What the exercise asks
Where does the string "positive" appear? Copy every line of the entries below that holds it.

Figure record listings

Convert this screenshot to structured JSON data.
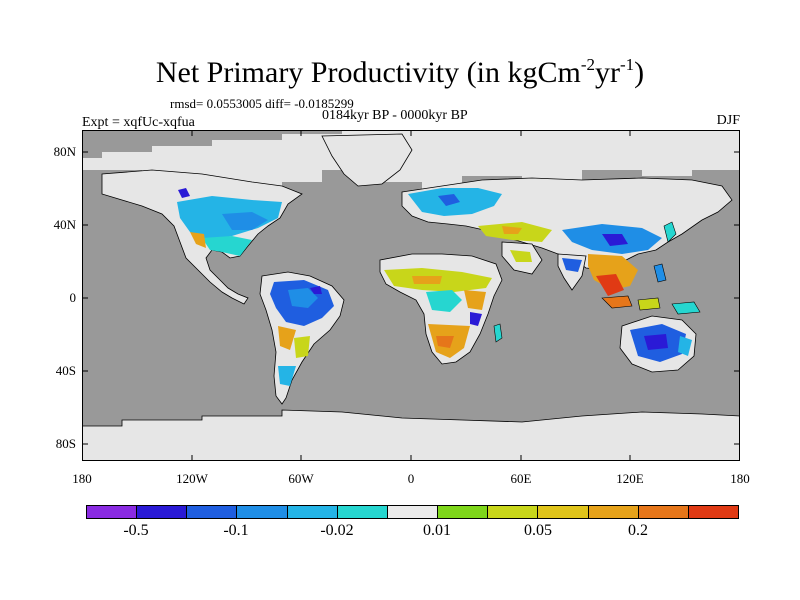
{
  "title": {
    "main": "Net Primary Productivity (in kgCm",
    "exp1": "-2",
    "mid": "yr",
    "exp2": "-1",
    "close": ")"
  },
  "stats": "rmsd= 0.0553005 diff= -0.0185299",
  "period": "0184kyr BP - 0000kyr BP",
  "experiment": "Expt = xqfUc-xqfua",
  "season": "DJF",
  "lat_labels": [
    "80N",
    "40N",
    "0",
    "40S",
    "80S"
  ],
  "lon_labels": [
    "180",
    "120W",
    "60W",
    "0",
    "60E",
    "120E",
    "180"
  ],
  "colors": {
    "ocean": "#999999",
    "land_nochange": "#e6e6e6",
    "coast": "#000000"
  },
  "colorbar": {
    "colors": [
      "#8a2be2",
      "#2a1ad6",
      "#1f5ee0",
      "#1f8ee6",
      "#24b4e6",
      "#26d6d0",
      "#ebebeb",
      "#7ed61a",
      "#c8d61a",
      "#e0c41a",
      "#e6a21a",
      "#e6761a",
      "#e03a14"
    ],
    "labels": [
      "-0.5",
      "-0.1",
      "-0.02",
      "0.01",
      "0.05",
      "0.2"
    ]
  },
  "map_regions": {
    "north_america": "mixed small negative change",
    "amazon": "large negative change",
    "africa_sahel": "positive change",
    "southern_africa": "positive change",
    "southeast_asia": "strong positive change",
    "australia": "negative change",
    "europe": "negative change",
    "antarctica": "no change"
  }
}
--
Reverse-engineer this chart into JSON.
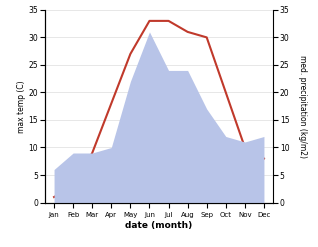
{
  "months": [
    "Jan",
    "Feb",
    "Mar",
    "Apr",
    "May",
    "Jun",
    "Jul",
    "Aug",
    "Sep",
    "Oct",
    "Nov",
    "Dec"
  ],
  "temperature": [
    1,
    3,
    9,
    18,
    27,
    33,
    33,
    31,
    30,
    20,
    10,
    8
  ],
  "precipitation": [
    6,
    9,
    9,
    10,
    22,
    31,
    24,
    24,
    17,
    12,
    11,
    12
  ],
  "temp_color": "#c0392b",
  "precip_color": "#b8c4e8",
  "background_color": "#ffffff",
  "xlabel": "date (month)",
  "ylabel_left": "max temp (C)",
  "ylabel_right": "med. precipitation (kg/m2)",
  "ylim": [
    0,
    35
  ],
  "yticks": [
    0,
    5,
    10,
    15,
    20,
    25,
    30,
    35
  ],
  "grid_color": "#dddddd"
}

Correct response
    "africa_sahel": "positive change",
    "southern_africa": "positive change",
    "southeast_asia": "strong positive change",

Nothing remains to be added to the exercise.